-- BEGIN --
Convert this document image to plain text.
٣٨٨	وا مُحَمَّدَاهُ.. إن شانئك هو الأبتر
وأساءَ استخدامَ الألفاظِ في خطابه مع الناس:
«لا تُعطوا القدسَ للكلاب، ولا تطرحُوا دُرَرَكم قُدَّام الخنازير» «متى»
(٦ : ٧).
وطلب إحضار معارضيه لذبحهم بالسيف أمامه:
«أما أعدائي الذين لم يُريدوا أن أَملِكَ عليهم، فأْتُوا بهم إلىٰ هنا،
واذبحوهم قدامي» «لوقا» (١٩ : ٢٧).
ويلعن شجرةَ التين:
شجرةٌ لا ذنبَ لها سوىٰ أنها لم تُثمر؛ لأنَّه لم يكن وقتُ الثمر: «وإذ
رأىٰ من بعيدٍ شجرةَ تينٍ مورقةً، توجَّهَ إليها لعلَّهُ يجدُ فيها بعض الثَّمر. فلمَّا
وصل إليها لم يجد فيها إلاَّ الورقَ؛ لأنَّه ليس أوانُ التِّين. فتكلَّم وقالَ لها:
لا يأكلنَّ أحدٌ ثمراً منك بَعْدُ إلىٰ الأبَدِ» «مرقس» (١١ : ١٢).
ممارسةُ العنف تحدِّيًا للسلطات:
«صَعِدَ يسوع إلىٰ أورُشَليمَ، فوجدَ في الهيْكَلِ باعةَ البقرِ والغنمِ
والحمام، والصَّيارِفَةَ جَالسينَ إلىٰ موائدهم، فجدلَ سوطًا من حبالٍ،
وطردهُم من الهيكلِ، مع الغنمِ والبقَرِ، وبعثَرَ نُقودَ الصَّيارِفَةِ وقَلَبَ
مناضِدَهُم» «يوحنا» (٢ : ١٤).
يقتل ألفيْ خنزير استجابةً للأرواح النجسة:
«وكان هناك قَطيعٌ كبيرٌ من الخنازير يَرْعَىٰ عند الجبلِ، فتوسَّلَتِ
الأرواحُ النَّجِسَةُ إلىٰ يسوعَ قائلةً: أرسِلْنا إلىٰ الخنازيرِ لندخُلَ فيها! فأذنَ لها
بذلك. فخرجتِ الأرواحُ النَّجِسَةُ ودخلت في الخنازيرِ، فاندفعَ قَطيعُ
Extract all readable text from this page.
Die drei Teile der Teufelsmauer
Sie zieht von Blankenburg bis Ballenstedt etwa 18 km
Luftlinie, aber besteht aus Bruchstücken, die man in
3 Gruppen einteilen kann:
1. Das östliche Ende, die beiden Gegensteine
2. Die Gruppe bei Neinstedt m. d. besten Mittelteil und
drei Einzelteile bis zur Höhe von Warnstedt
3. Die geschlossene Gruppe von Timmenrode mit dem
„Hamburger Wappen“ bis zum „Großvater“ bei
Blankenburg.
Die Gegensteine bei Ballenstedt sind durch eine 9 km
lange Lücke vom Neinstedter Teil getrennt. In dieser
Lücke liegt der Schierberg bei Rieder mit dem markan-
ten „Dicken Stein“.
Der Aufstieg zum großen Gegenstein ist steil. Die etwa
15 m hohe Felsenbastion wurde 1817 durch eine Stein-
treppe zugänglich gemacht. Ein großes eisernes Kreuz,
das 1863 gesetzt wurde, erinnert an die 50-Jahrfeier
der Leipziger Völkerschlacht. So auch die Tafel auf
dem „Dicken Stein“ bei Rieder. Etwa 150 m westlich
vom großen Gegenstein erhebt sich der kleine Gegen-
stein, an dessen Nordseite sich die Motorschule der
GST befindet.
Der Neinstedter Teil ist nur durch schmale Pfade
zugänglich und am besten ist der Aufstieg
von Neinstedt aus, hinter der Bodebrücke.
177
-- END --
From the records above, work out how many lines contain the string "يسوع". Give only the number.

2